→ **Information provided**:

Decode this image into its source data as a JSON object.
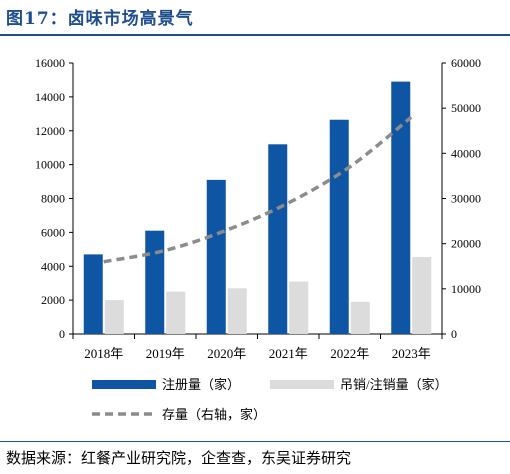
{
  "figure": {
    "title": "图17：卤味市场高景气",
    "source": "数据来源：红餐产业研究院，企查查，东吴证券研究"
  },
  "colors": {
    "registrations": "#0e56a3",
    "cancellations": "#dcdcdc",
    "stock": "#8c8c8c",
    "title_blue": "#1f4e8c"
  },
  "chart_data": {
    "type": "bar",
    "categories": [
      "2018年",
      "2019年",
      "2020年",
      "2021年",
      "2022年",
      "2023年"
    ],
    "series": [
      {
        "name": "注册量（家）",
        "type": "bar",
        "axis": "left",
        "values": [
          4700,
          6100,
          9100,
          11200,
          12650,
          14900
        ]
      },
      {
        "name": "吊销/注销量（家）",
        "type": "bar",
        "axis": "left",
        "values": [
          2000,
          2500,
          2700,
          3100,
          1900,
          4550
        ]
      },
      {
        "name": "存量（右轴，家）",
        "type": "line",
        "style": "dashed",
        "axis": "right",
        "values": [
          16000,
          18500,
          23000,
          29000,
          37000,
          48000
        ]
      }
    ],
    "y_left": {
      "min": 0,
      "max": 16000,
      "ticks": [
        "0",
        "2000",
        "4000",
        "6000",
        "8000",
        "10000",
        "12000",
        "14000",
        "16000"
      ]
    },
    "y_right": {
      "min": 0,
      "max": 60000,
      "ticks": [
        "0",
        "10000",
        "20000",
        "30000",
        "40000",
        "50000",
        "60000"
      ]
    },
    "grid": false,
    "legend_position": "bottom"
  }
}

→ **Exercise directions**: Look through the entries above and list every line containing "source".

→ **Expected answer**:
Decode this image into its source data as a JSON object.
    "source": "数据来源：红餐产业研究院，企查查，东吴证券研究"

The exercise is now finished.